Dataset entries
========================
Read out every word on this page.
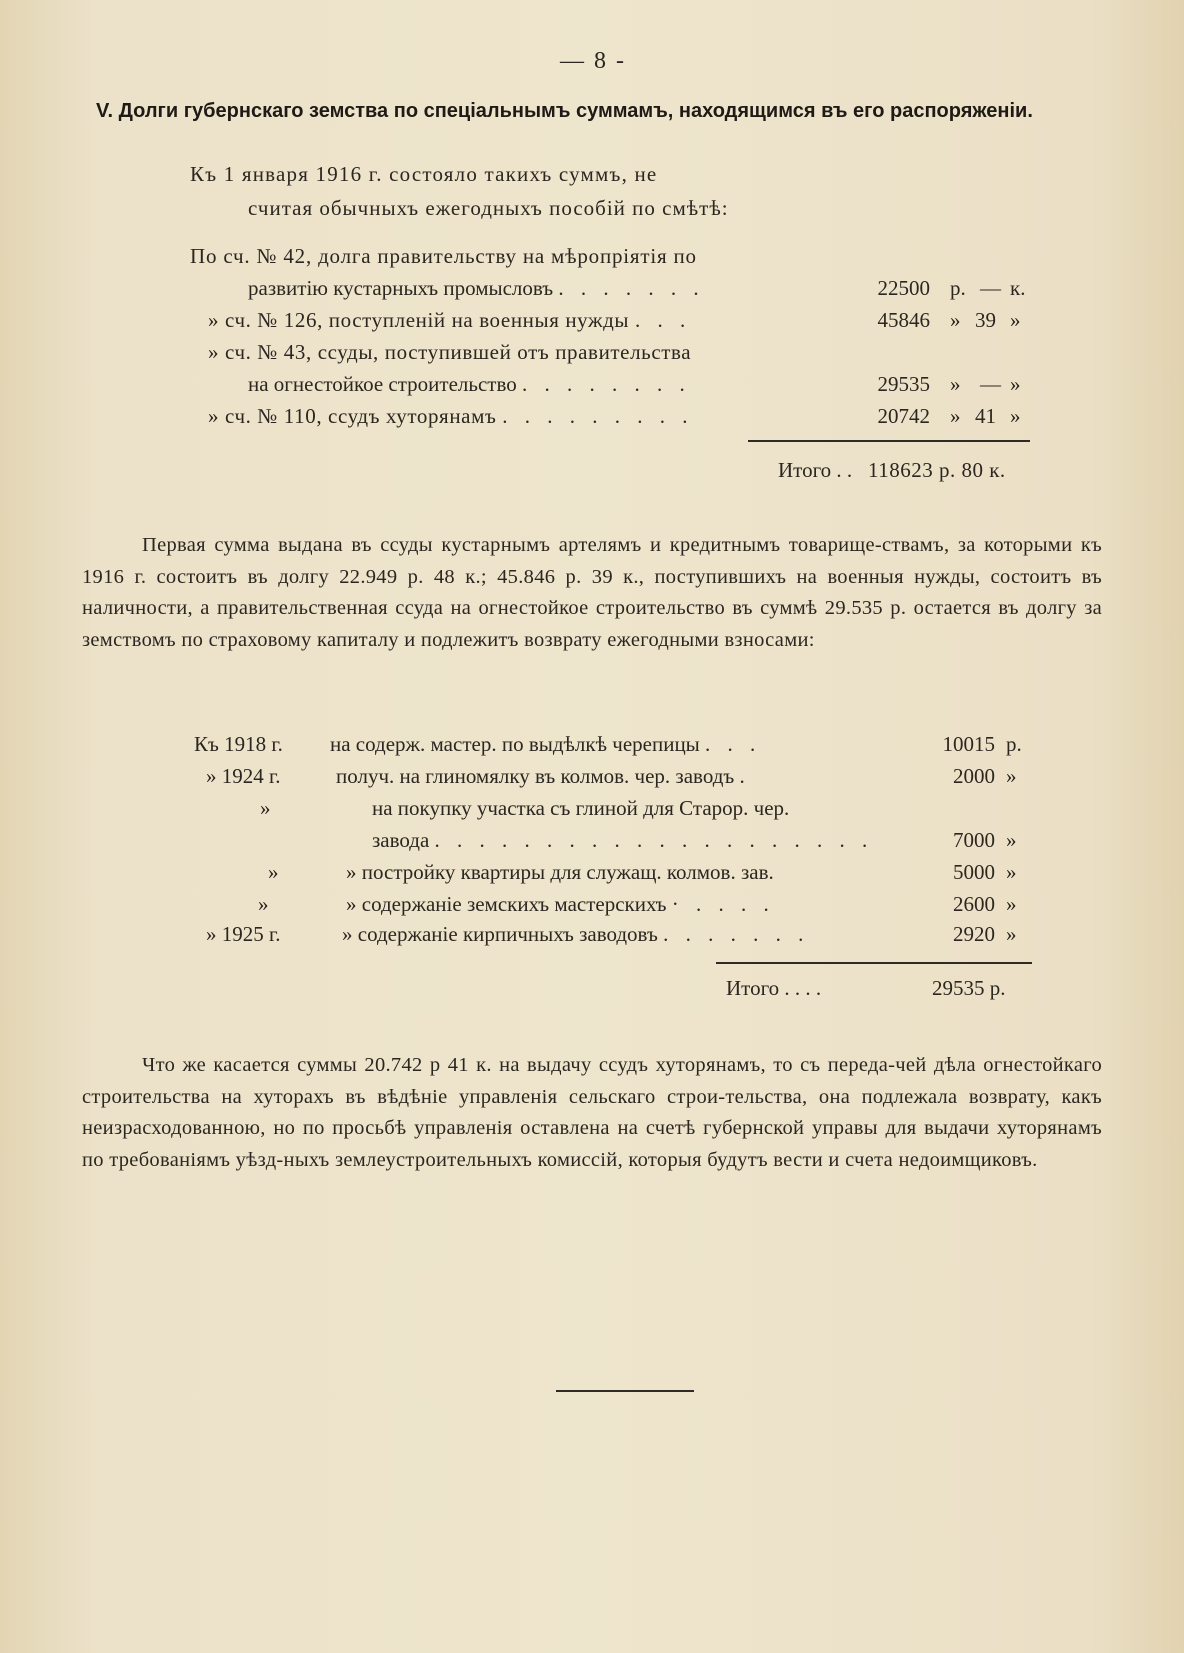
— 8 -
V. Долги губернскаго земства по спеціальнымъ суммамъ, находящимся въ его распоряженіи.
Къ 1 января 1916 г. состояло такихъ суммъ, не
считая обычныхъ ежегодныхъ пособій по смѣтѣ:
По сч. № 42, долга правительству на мѣропріятія по
развитію кустарныхъ промысловъ . . . . . . .	22500 р. — к.
» сч. № 126, поступленій на военныя нужды . . .	45846 » 39 »
» сч. № 43, ссуды, поступившей отъ правительства
на огнестойкое строительство . . . . . . . .	29535 » — »
» сч. № 110, ссудъ хуторянамъ . . . . . . . . .	20742 » 41 »
Итого . . 118623 р. 80 к.
Первая сумма выдана въ ссуды кустарнымъ артелямъ и кредитнымъ товарище-ствамъ, за которыми къ 1916 г. состоитъ въ долгу 22.949 р. 48 к.; 45.846 р. 39 к., поступившихъ на военныя нужды, состоитъ въ наличности, а правительственная ссуда на огнестойкое строительство въ суммѣ 29.535 р. остается въ долгу за земствомъ по страховому капиталу и подлежитъ возврату ежегодными взносами:
Къ 1918 г. на содерж. мастер. по выдѣлкѣ черепицы . . .	10015 р.
» 1924 г.	получ. на глиномялку въ колмов. чер. заводъ .	2000 »
»	на покупку участка съ глиной для Старор. чер.
завода . . . . . . . . . . . . . . . . . . . .	7000 »
»	» постройку квартиры для служащ. колмов. зав.	5000 »
»	» содержаніе земскихъ мастерскихъ · . . . .	2600 »
» 1925 г.	» содержаніе кирпичныхъ заводовъ . . . . . . .	2920 »
Итого . . . .	29535 р.
Что же касается суммы 20.742 р 41 к. на выдачу ссудъ хуторянамъ, то съ переда-чей дѣла огнестойкаго строительства на хуторахъ въ вѣдѣніе управленія сельскаго строи-тельства, она подлежала возврату, какъ неизрасходованною, но по просьбѣ управленія оставлена на счетѣ губернской управы для выдачи хуторянамъ по требованіямъ уѣзд-ныхъ землеустроительныхъ комиссій, которыя будутъ вести и счета недоимщиковъ.
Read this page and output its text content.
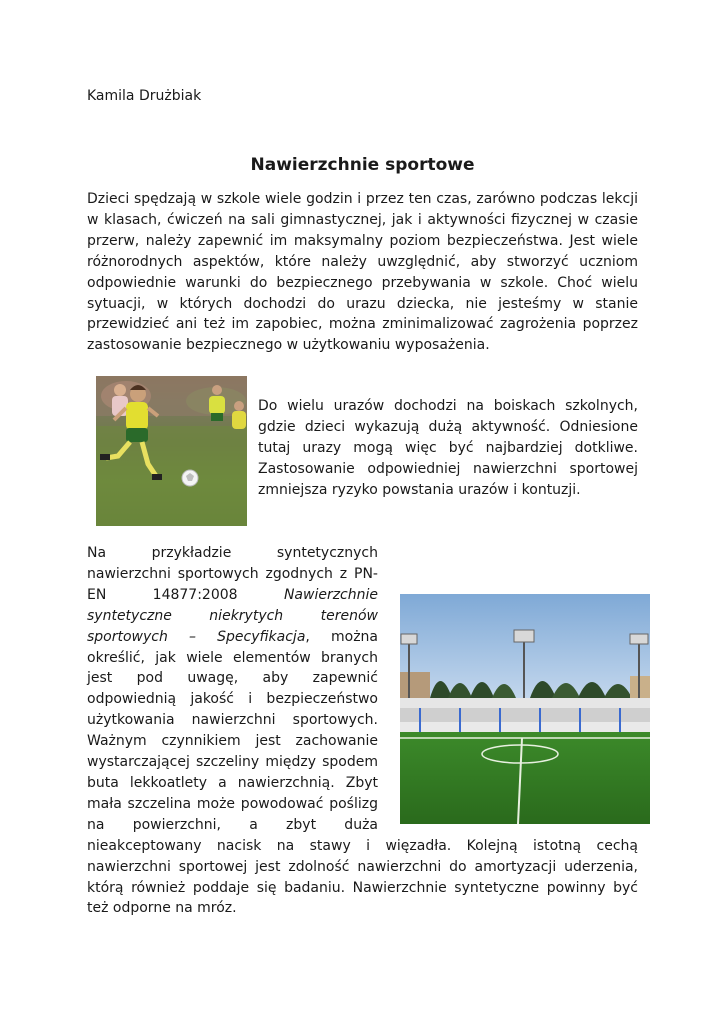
Kamila Drużbiak
Nawierzchnie sportowe

Dzieci spędzają w szkole wiele godzin i przez ten czas, zarówno podczas lekcji w klasach, ćwiczeń na sali gimnastycznej, jak i aktywności fizycznej w czasie przerw, należy zapewnić im maksymalny poziom bezpieczeństwa. Jest wiele różnorodnych aspektów, które należy uwzględnić, aby stworzyć uczniom odpowiednie warunki do bezpiecznego przebywania w szkole. Choć wielu sytuacji, w których dochodzi do urazu dziecka, nie jesteśmy w stanie przewidzieć ani też im zapobiec, można zminimalizować zagrożenia poprzez zastosowanie bezpiecznego w użytkowaniu wyposażenia.

Do wielu urazów dochodzi na boiskach szkolnych, gdzie dzieci wykazują dużą aktywność. Odniesione tutaj urazy mogą więc być najbardziej dotkliwe. Zastosowanie odpowiedniej nawierzchni sportowej zmniejsza ryzyko powstania urazów i kontuzji.

Na przykładzie syntetycznych nawierzchni sportowych zgodnych z PN-EN 14877:2008 Nawierzchnie syntetyczne niekrytych terenów sportowych – Specyfikacja, można określić, jak wiele elementów branych jest pod uwagę, aby zapewnić odpowiednią jakość i bezpieczeństwo użytkowania nawierzchni sportowych. Ważnym czynnikiem jest zachowanie wystarczającej szczeliny między spodem buta lekkoatlety a nawierzchnią. Zbyt mała szczelina może powodować poślizg na powierzchni, a zbyt duża nieakceptowany nacisk na stawy i więzadła. Kolejną istotną cechą nawierzchni sportowej jest zdolność nawierzchni do amortyzacji uderzenia, którą również poddaje się badaniu. Nawierzchnie syntetyczne powinny być też odporne na mróz.
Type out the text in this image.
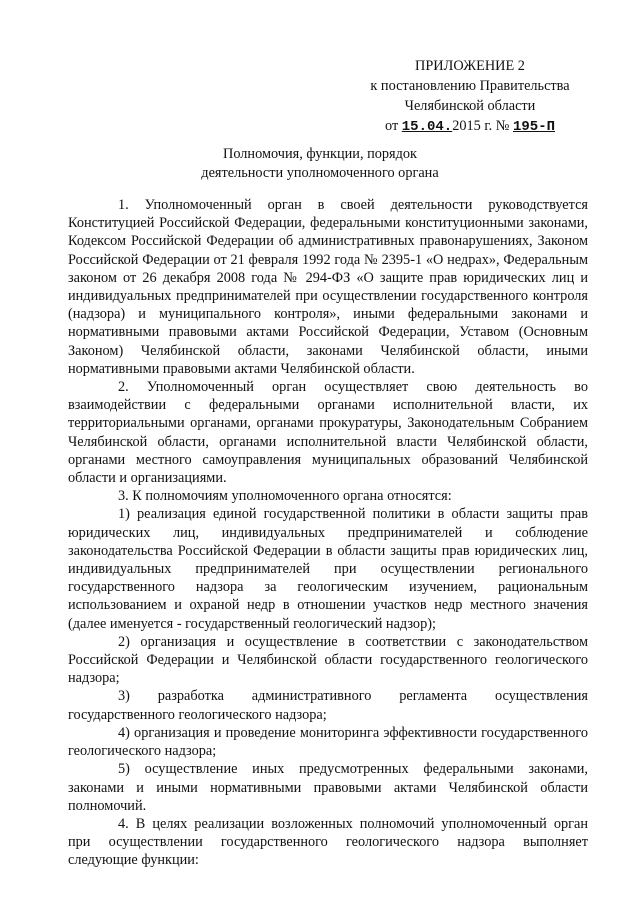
ПРИЛОЖЕНИЕ 2
к постановлению Правительства
Челябинской области
от 15.04.2015 г. № 195-П
Полномочия, функции, порядок
деятельности уполномоченного органа

1. Уполномоченный орган в своей деятельности руководствуется Конституцией Российской Федерации, федеральными конституционными законами, Кодексом Российской Федерации об административных правонарушениях, Законом Российской Федерации от 21 февраля 1992 года № 2395-1 «О недрах», Федеральным законом от 26 декабря 2008 года № 294-ФЗ «О защите прав юридических лиц и индивидуальных предпринимателей при осуществлении государственного контроля (надзора) и муниципального контроля», иными федеральными законами и нормативными правовыми актами Российской Федерации, Уставом (Основным Законом) Челябинской области, законами Челябинской области, иными нормативными правовыми актами Челябинской области.

2. Уполномоченный орган осуществляет свою деятельность во взаимодействии с федеральными органами исполнительной власти, их территориальными органами, органами прокуратуры, Законодательным Собранием Челябинской области, органами исполнительной власти Челябинской области, органами местного самоуправления муниципальных образований Челябинской области и организациями.

3. К полномочиям уполномоченного органа относятся:

1) реализация единой государственной политики в области защиты прав юридических лиц, индивидуальных предпринимателей и соблюдение законодательства Российской Федерации в области защиты прав юридических лиц, индивидуальных предпринимателей при осуществлении регионального государственного надзора за геологическим изучением, рациональным использованием и охраной недр в отношении участков недр местного значения (далее именуется - государственный геологический надзор);

2) организация и осуществление в соответствии с законодательством Российской Федерации и Челябинской области государственного геологического надзора;

3) разработка административного регламента осуществления государственного геологического надзора;

4) организация и проведение мониторинга эффективности государственного геологического надзора;

5) осуществление иных предусмотренных федеральными законами, законами и иными нормативными правовыми актами Челябинской области полномочий.

4. В целях реализации возложенных полномочий уполномоченный орган при осуществлении государственного геологического надзора выполняет следующие функции:
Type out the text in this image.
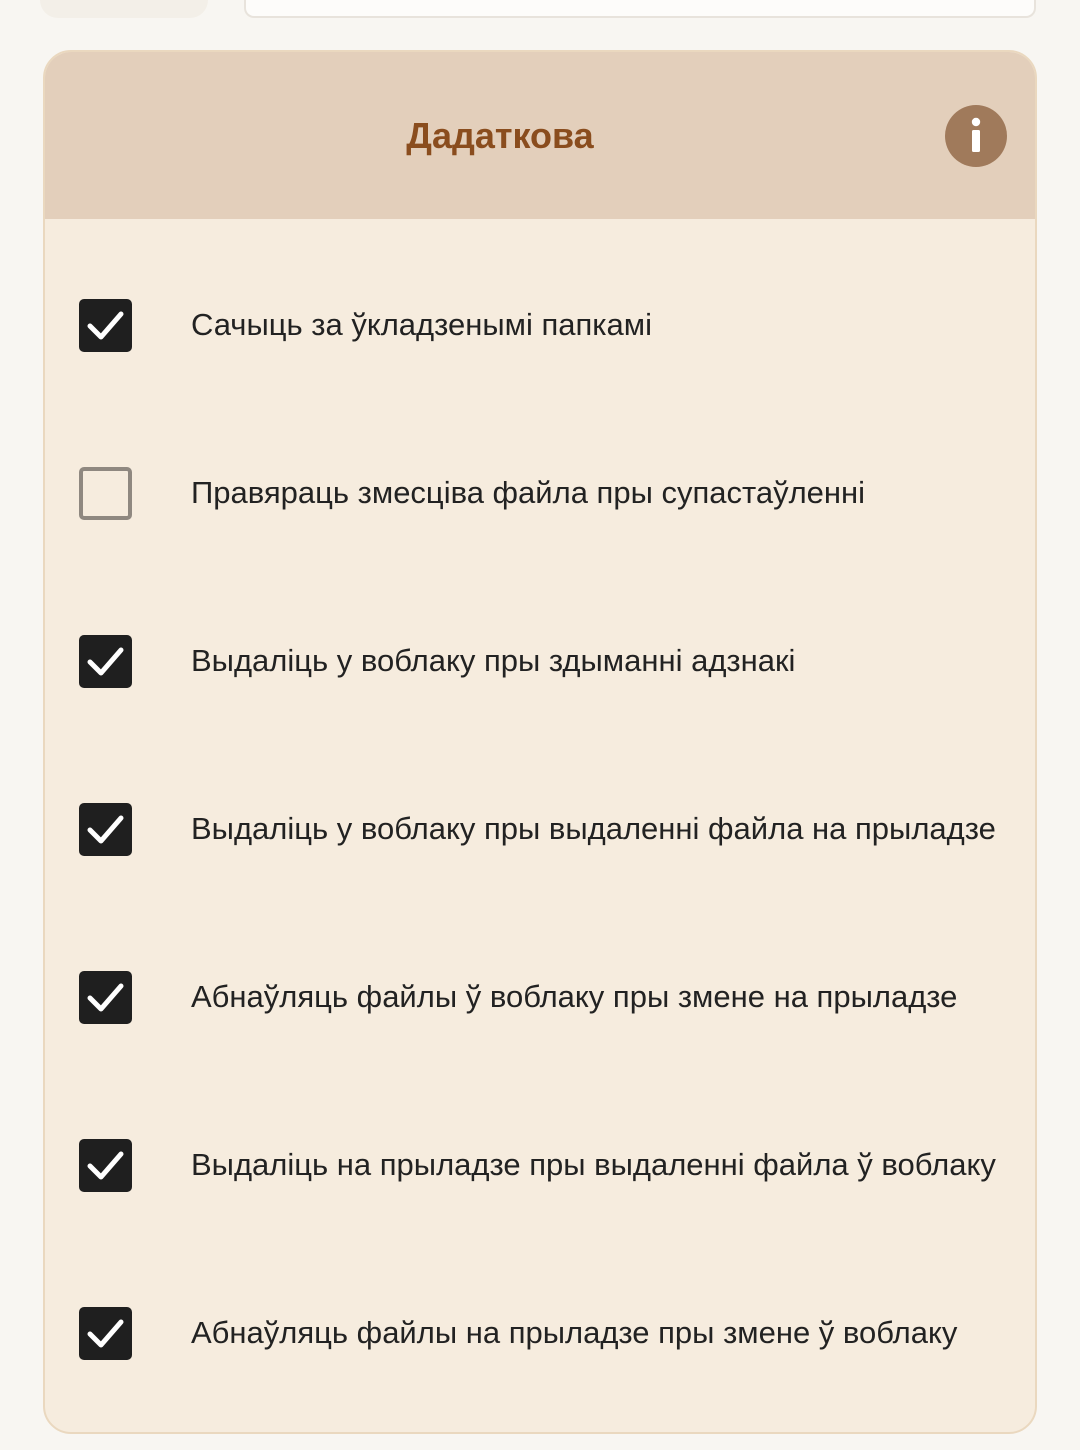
Дадаткова
Сачыць за ўкладзенымі папкамі
Правяраць змесціва файла пры супастаўленні
Выдаліць у воблаку пры здыманні адзнакі
Выдаліць у воблаку пры выдаленні файла на прыладзе
Абнаўляць файлы ў воблаку пры змене на прыладзе
Выдаліць на прыладзе пры выдаленні файла ў воблаку
Абнаўляць файлы на прыладзе пры змене ў воблаку
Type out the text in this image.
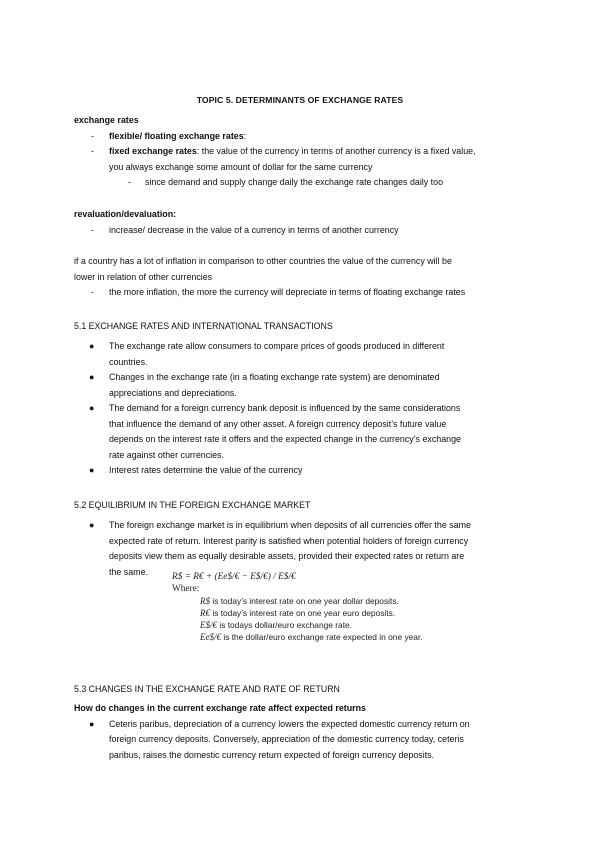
TOPIC 5. DETERMINANTS OF EXCHANGE RATES
exchange rates
-	flexible/ floating exchange rates:
-	fixed exchange rates: the value of the currency in terms of another currency is a fixed value,
you always exchange some amount of dollar for the same currency
-	since demand and supply change daily the exchange rate changes daily too
revaluation/devaluation:
-	increase/ decrease in the value of a currency in terms of another currency
if a country has a lot of inflation in comparison to other countries the value of the currency will be
lower in relation of other currencies
-	the more inflation, the more the currency will depreciate in terms of floating exchange rates
5.1 EXCHANGE RATES AND INTERNATIONAL TRANSACTIONS
● The exchange rate allow consumers to compare prices of goods produced in different
countries.
● Changes in the exchange rate (in a floating exchange rate system) are denominated
appreciations and depreciations.
● The demand for a foreign currency bank deposit is influenced by the same considerations
that influence the demand of any other asset. A foreign currency deposit’s future value
depends on the interest rate it offers and the expected change in the currency’s exchange
rate against other currencies.
● Interest rates determine the value of the currency
5.2 EQUILIBRIUM IN THE FOREIGN EXCHANGE MARKET
● The foreign exchange market is in equilibrium when deposits of all currencies offer the same
expected rate of return. Interest parity is satisfied when potential holders of foreign currency
deposits view them as equally desirable assets, provided their expected rates or return are
the same.
R$ = R€ + (Ee$/€ − E$/€) / E$/€
Where:
R$ is today’s interest rate on one year dollar deposits.
R€ is today’s interest rate on one year euro deposits.
E$/€ is todays dollar/euro exchange rate.
Ee$/€ is the dollar/euro exchange rate expected in one year.
5.3 CHANGES IN THE EXCHANGE RATE AND RATE OF RETURN
How do changes in the current exchange rate affect expected returns
● Ceteris paribus, depreciation of a currency lowers the expected domestic currency return on
foreign currency deposits. Conversely, appreciation of the domestic currency today, ceteris
paribus, raises the domestic currency return expected of foreign currency deposits.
========================
[Exercise description]: Say how many lines of the data hold the string "прыладзе". Reply with the number alone.

[Response to the exercise]: 4